• Stored data
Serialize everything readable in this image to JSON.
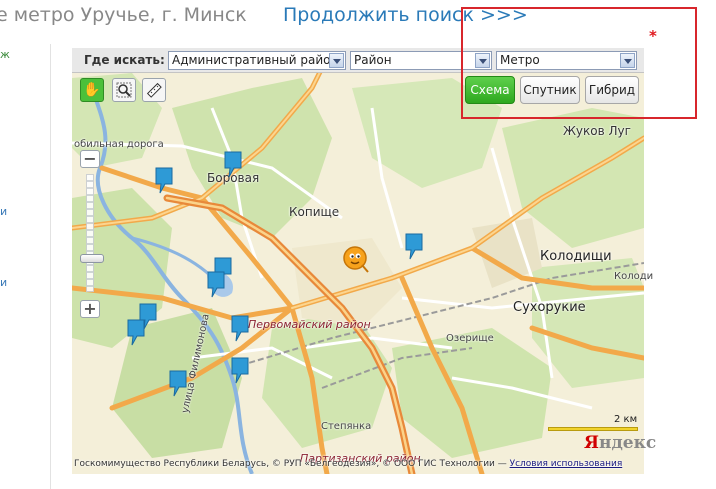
{
  "header": {
    "title": "е метро Уручье, г. Минск",
    "continue_link": "Продолжить поиск >>>"
  },
  "left_marks": [
    "ж",
    "и",
    "и"
  ],
  "search": {
    "label": "Где искать:",
    "district_select": "Административный район",
    "area_select": "Район",
    "metro_select": "Метро"
  },
  "map_types": {
    "scheme": "Схема",
    "satellite": "Спутник",
    "hybrid": "Гибрид"
  },
  "tools": [
    "hand-icon",
    "magnifier-icon",
    "ruler-icon"
  ],
  "zoom": {
    "plus": "+",
    "minus": "−"
  },
  "labels": {
    "borovaya": "Боровая",
    "kopische": "Копище",
    "kolodischi": "Колодищи",
    "kolodischi_road": "Колоди",
    "sukhorukie": "Сухорукие",
    "zhukov_lug": "Жуков Луг",
    "ring_road": "обильная дорога",
    "district": "Первомайский район",
    "ozerische": "Озерище",
    "street": "улица Филимонова",
    "stepyanka": "Степянка",
    "partizansky": "Партизанский район"
  },
  "scale": "2 км",
  "logo": {
    "first": "Я",
    "rest": "ндекс"
  },
  "copyright": {
    "text": "Госкомимущество Республики Беларусь, © РУП «Белгеодезия», © ООО ГИС Технологии — ",
    "terms": "Условия использования"
  },
  "annotation_mark": "*",
  "colors": {
    "accent_green": "#2ea81f",
    "link_blue": "#2a7ab8",
    "highlight_red": "#d8262c",
    "pin_blue": "#2e9ad6"
  }
}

• WORK TO COMPLETE
Leave out the pictures and output the rest of the material exactly as written.

• FULL OUTPUT
Serialize everything readable in this image to JSON.
{
  "header": {
    "title": "е метро Уручье, г. Минск",
    "continue_link": "Продолжить поиск >>>"
  },
  "left_marks": [
    "ж",
    "и",
    "и"
  ],
  "search": {
    "label": "Где искать:",
    "district_select": "Административный район",
    "area_select": "Район",
    "metro_select": "Метро"
  },
  "map_types": {
    "scheme": "Схема",
    "satellite": "Спутник",
    "hybrid": "Гибрид"
  },
  "tools": [
    "hand-icon",
    "magnifier-icon",
    "ruler-icon"
  ],
  "zoom": {
    "plus": "+",
    "minus": "−"
  },
  "labels": {
    "borovaya": "Боровая",
    "kopische": "Копище",
    "kolodischi": "Колодищи",
    "kolodischi_road": "Колоди",
    "sukhorukie": "Сухорукие",
    "zhukov_lug": "Жуков Луг",
    "ring_road": "обильная дорога",
    "district": "Первомайский район",
    "ozerische": "Озерище",
    "street": "улица Филимонова",
    "stepyanka": "Степянка",
    "partizansky": "Партизанский район"
  },
  "scale": "2 км",
  "logo": {
    "first": "Я",
    "rest": "ндекс"
  },
  "copyright": {
    "text": "Госкомимущество Республики Беларусь, © РУП «Белгеодезия», © ООО ГИС Технологии — ",
    "terms": "Условия использования"
  },
  "annotation_mark": "*",
  "colors": {
    "accent_green": "#2ea81f",
    "link_blue": "#2a7ab8",
    "highlight_red": "#d8262c",
    "pin_blue": "#2e9ad6"
  }
}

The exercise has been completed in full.